• **YOUR GOAL**: Below are entries to be transcribed exactly; exclude the pictures from the copy.

• **THE RECORDS**:
(begin)

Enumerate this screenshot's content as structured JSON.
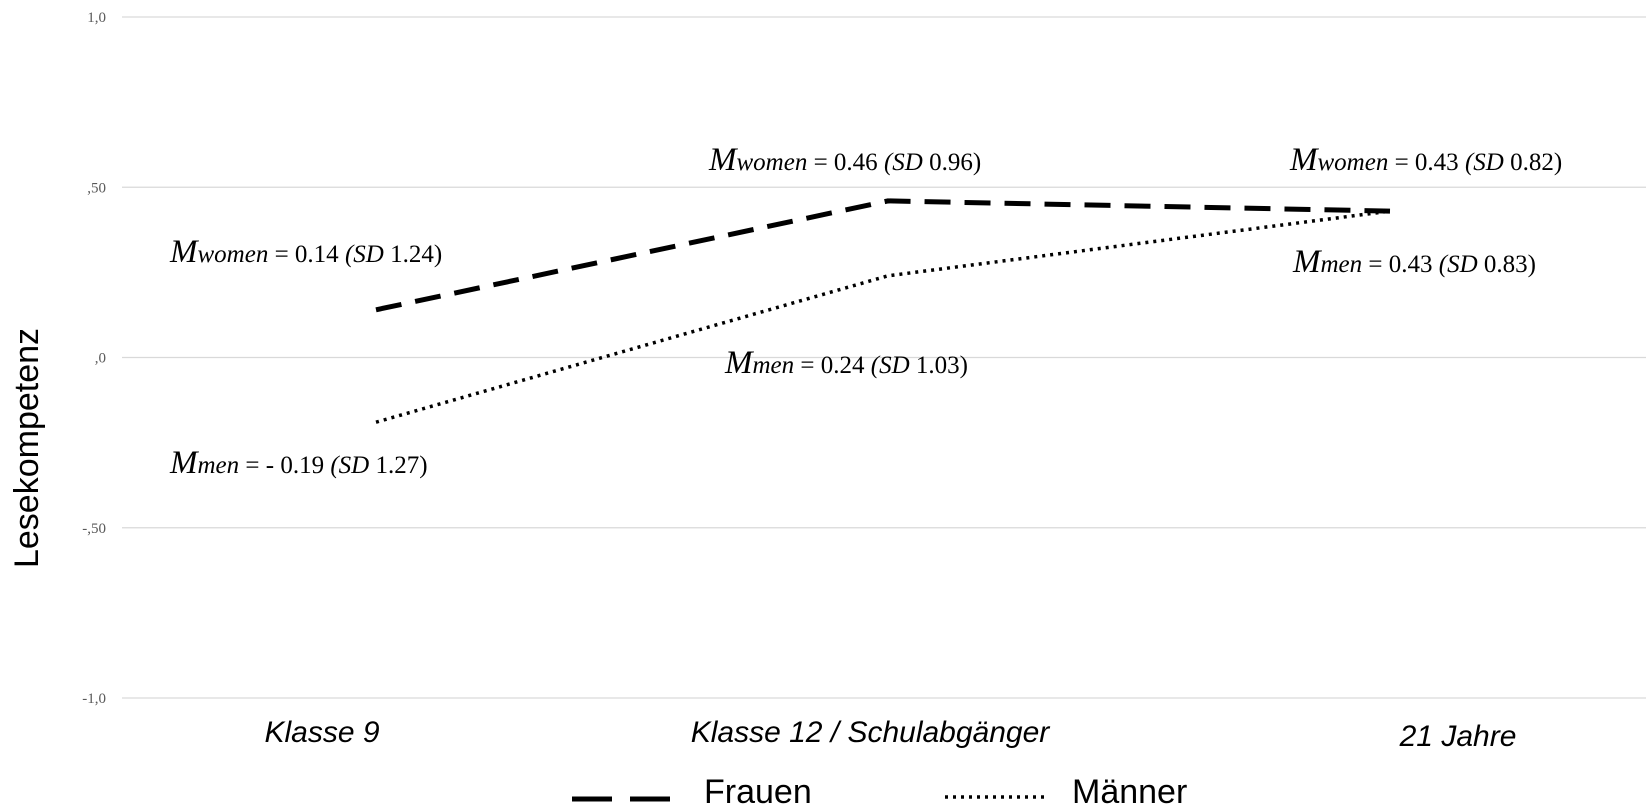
{
  "chart_data": {
    "type": "line",
    "ylabel": "Lesekompetenz",
    "ylim": [
      -1.0,
      1.0
    ],
    "yticks": [
      {
        "value": 1.0,
        "label": "1,0"
      },
      {
        "value": 0.5,
        "label": ",50"
      },
      {
        "value": 0.0,
        "label": ",0"
      },
      {
        "value": -0.5,
        "label": "-,50"
      },
      {
        "value": -1.0,
        "label": "-1,0"
      }
    ],
    "categories": [
      "Klasse 9",
      "Klasse 12 / Schulabgänger",
      "21 Jahre"
    ],
    "grid": true,
    "legend_position": "bottom",
    "series": [
      {
        "name": "Frauen",
        "style": "dashed",
        "values": [
          0.14,
          0.46,
          0.43
        ],
        "annotations": [
          {
            "m": "M",
            "sub": "women",
            "mid": " = 0.14 ",
            "sd": "(SD",
            "end": " 1.24)"
          },
          {
            "m": "M",
            "sub": "women",
            "mid": " = 0.46 ",
            "sd": "(SD",
            "end": " 0.96)"
          },
          {
            "m": "M",
            "sub": "women",
            "mid": " = 0.43 ",
            "sd": "(SD",
            "end": " 0.82)"
          }
        ]
      },
      {
        "name": "Männer",
        "style": "dotted",
        "values": [
          -0.19,
          0.24,
          0.43
        ],
        "annotations": [
          {
            "m": "M",
            "sub": "men",
            "mid": " = - 0.19 ",
            "sd": "(SD",
            "end": " 1.27)"
          },
          {
            "m": "M",
            "sub": "men",
            "mid": " = 0.24 ",
            "sd": "(SD",
            "end": " 1.03)"
          },
          {
            "m": "M",
            "sub": "men",
            "mid": " = 0.43 ",
            "sd": "(SD",
            "end": " 0.83)"
          }
        ]
      }
    ],
    "colors": {
      "line": "#000000",
      "grid": "#d9d9d9",
      "tick": "#595959"
    }
  }
}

(end)

• **OUTPUT OF THE EXERCISE**:
Enumerate this screenshot's content as structured JSON.
{
  "chart_data": {
    "type": "line",
    "ylabel": "Lesekompetenz",
    "ylim": [
      -1.0,
      1.0
    ],
    "yticks": [
      {
        "value": 1.0,
        "label": "1,0"
      },
      {
        "value": 0.5,
        "label": ",50"
      },
      {
        "value": 0.0,
        "label": ",0"
      },
      {
        "value": -0.5,
        "label": "-,50"
      },
      {
        "value": -1.0,
        "label": "-1,0"
      }
    ],
    "categories": [
      "Klasse 9",
      "Klasse 12 / Schulabgänger",
      "21 Jahre"
    ],
    "grid": true,
    "legend_position": "bottom",
    "series": [
      {
        "name": "Frauen",
        "style": "dashed",
        "values": [
          0.14,
          0.46,
          0.43
        ],
        "annotations": [
          {
            "m": "M",
            "sub": "women",
            "mid": " = 0.14 ",
            "sd": "(SD",
            "end": " 1.24)"
          },
          {
            "m": "M",
            "sub": "women",
            "mid": " = 0.46 ",
            "sd": "(SD",
            "end": " 0.96)"
          },
          {
            "m": "M",
            "sub": "women",
            "mid": " = 0.43 ",
            "sd": "(SD",
            "end": " 0.82)"
          }
        ]
      },
      {
        "name": "Männer",
        "style": "dotted",
        "values": [
          -0.19,
          0.24,
          0.43
        ],
        "annotations": [
          {
            "m": "M",
            "sub": "men",
            "mid": " = - 0.19 ",
            "sd": "(SD",
            "end": " 1.27)"
          },
          {
            "m": "M",
            "sub": "men",
            "mid": " = 0.24 ",
            "sd": "(SD",
            "end": " 1.03)"
          },
          {
            "m": "M",
            "sub": "men",
            "mid": " = 0.43 ",
            "sd": "(SD",
            "end": " 0.83)"
          }
        ]
      }
    ],
    "colors": {
      "line": "#000000",
      "grid": "#d9d9d9",
      "tick": "#595959"
    }
  }
}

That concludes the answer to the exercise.